━━━ Record set
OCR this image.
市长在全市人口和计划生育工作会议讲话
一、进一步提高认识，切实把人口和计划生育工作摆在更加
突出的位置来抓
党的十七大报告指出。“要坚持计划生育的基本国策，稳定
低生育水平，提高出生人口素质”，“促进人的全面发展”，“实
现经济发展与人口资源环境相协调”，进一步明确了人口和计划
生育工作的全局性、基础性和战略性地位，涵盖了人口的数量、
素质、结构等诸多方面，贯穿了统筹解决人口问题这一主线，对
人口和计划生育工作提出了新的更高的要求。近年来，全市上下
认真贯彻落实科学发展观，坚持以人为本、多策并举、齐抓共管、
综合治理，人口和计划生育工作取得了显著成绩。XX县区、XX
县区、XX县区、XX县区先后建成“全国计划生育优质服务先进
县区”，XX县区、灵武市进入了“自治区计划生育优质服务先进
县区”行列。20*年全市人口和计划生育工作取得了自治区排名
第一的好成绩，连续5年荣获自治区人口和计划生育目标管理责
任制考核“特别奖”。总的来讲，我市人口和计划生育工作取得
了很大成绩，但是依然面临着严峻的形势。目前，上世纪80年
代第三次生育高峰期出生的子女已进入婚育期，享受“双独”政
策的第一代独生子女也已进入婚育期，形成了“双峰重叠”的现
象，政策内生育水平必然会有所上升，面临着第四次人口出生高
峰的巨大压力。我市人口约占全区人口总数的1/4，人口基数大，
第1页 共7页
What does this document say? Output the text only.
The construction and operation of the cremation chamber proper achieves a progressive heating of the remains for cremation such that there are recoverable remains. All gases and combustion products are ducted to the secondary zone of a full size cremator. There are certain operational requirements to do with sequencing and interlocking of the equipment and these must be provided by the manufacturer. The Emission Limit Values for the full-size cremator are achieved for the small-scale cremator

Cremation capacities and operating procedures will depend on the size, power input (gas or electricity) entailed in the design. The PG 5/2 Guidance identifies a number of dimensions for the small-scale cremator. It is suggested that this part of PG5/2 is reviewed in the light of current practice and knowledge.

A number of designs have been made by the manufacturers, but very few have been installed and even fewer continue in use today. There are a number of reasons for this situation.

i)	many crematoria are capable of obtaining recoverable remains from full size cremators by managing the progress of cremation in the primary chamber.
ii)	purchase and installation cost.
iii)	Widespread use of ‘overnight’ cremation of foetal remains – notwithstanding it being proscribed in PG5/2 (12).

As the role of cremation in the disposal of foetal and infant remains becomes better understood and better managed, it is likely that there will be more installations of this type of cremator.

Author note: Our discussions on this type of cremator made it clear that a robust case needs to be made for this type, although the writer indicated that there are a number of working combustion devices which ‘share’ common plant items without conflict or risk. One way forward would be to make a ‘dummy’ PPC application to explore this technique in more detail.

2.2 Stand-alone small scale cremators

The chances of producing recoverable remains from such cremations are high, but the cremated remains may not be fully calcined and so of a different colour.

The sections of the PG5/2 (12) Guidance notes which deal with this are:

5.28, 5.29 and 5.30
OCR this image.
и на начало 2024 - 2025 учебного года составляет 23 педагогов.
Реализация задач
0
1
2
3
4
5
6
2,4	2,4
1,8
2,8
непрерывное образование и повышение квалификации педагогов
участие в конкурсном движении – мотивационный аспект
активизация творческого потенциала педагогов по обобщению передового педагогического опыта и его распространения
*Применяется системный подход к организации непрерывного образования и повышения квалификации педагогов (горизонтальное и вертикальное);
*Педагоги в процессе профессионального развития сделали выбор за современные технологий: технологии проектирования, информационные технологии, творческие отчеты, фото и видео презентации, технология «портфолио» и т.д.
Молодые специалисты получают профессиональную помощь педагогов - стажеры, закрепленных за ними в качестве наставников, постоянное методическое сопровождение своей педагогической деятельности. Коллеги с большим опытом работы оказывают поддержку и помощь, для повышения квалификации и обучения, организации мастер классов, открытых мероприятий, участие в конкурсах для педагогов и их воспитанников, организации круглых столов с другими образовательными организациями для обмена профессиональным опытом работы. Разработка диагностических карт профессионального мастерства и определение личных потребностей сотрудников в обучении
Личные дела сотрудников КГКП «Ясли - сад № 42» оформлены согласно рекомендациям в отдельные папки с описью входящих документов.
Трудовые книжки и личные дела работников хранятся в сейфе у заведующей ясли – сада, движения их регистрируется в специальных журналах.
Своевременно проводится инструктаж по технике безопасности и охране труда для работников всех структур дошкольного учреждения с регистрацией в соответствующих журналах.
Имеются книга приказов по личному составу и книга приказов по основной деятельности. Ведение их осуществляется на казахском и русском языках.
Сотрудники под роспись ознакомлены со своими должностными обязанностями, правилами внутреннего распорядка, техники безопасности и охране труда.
━━━━━━
→ Task description: Above are some records; extract every one of them exactly.

→ Task solution:
OCR this image.
市长在全市人口和计划生育工作会议讲话
一、进一步提高认识，切实把人口和计划生育工作摆在更加
突出的位置来抓
党的十七大报告指出。“要坚持计划生育的基本国策，稳定
低生育水平，提高出生人口素质”，“促进人的全面发展”，“实
现经济发展与人口资源环境相协调”，进一步明确了人口和计划
生育工作的全局性、基础性和战略性地位，涵盖了人口的数量、
素质、结构等诸多方面，贯穿了统筹解决人口问题这一主线，对
人口和计划生育工作提出了新的更高的要求。近年来，全市上下
认真贯彻落实科学发展观，坚持以人为本、多策并举、齐抓共管、
综合治理，人口和计划生育工作取得了显著成绩。XX县区、XX
县区、XX县区、XX县区先后建成“全国计划生育优质服务先进
县区”，XX县区、灵武市进入了“自治区计划生育优质服务先进
县区”行列。20*年全市人口和计划生育工作取得了自治区排名
第一的好成绩，连续5年荣获自治区人口和计划生育目标管理责
任制考核“特别奖”。总的来讲，我市人口和计划生育工作取得
了很大成绩，但是依然面临着严峻的形势。目前，上世纪80年
代第三次生育高峰期出生的子女已进入婚育期，享受“双独”政
策的第一代独生子女也已进入婚育期，形成了“双峰重叠”的现
象，政策内生育水平必然会有所上升，面临着第四次人口出生高
峰的巨大压力。我市人口约占全区人口总数的1/4，人口基数大，
第1页 共7页
What does this document say? Output the text only.
The construction and operation of the cremation chamber proper achieves a progressive heating of the remains for cremation such that there are recoverable remains. All gases and combustion products are ducted to the secondary zone of a full size cremator. There are certain operational requirements to do with sequencing and interlocking of the equipment and these must be provided by the manufacturer. The Emission Limit Values for the full-size cremator are achieved for the small-scale cremator

Cremation capacities and operating procedures will depend on the size, power input (gas or electricity) entailed in the design. The PG 5/2 Guidance identifies a number of dimensions for the small-scale cremator. It is suggested that this part of PG5/2 is reviewed in the light of current practice and knowledge.

A number of designs have been made by the manufacturers, but very few have been installed and even fewer continue in use today. There are a number of reasons for this situation.

i)	many crematoria are capable of obtaining recoverable remains from full size cremators by managing the progress of cremation in the primary chamber.
ii)	purchase and installation cost.
iii)	Widespread use of ‘overnight’ cremation of foetal remains – notwithstanding it being proscribed in PG5/2 (12).

As the role of cremation in the disposal of foetal and infant remains becomes better understood and better managed, it is likely that there will be more installations of this type of cremator.

Author note: Our discussions on this type of cremator made it clear that a robust case needs to be made for this type, although the writer indicated that there are a number of working combustion devices which ‘share’ common plant items without conflict or risk. One way forward would be to make a ‘dummy’ PPC application to explore this technique in more detail.

2.2 Stand-alone small scale cremators

The chances of producing recoverable remains from such cremations are high, but the cremated remains may not be fully calcined and so of a different colour.

The sections of the PG5/2 (12) Guidance notes which deal with this are:

5.28, 5.29 and 5.30
OCR this image.
и на начало 2024 - 2025 учебного года составляет 23 педагогов.
Реализация задач
0
1
2
3
4
5
6
2,4	2,4
1,8
2,8
непрерывное образование и повышение квалификации педагогов
участие в конкурсном движении – мотивационный аспект
активизация творческого потенциала педагогов по обобщению передового педагогического опыта и его распространения
*Применяется системный подход к организации непрерывного образования и повышения квалификации педагогов (горизонтальное и вертикальное);
*Педагоги в процессе профессионального развития сделали выбор за современные технологий: технологии проектирования, информационные технологии, творческие отчеты, фото и видео презентации, технология «портфолио» и т.д.
Молодые специалисты получают профессиональную помощь педагогов - стажеры, закрепленных за ними в качестве наставников, постоянное методическое сопровождение своей педагогической деятельности. Коллеги с большим опытом работы оказывают поддержку и помощь, для повышения квалификации и обучения, организации мастер классов, открытых мероприятий, участие в конкурсах для педагогов и их воспитанников, организации круглых столов с другими образовательными организациями для обмена профессиональным опытом работы. Разработка диагностических карт профессионального мастерства и определение личных потребностей сотрудников в обучении
Личные дела сотрудников КГКП «Ясли - сад № 42» оформлены согласно рекомендациям в отдельные папки с описью входящих документов.
Трудовые книжки и личные дела работников хранятся в сейфе у заведующей ясли – сада, движения их регистрируется в специальных журналах.
Своевременно проводится инструктаж по технике безопасности и охране труда для работников всех структур дошкольного учреждения с регистрацией в соответствующих журналах.
Имеются книга приказов по личному составу и книга приказов по основной деятельности. Ведение их осуществляется на казахском и русском языках.
Сотрудники под роспись ознакомлены со своими должностными обязанностями, правилами внутреннего распорядка, техники безопасности и охране труда.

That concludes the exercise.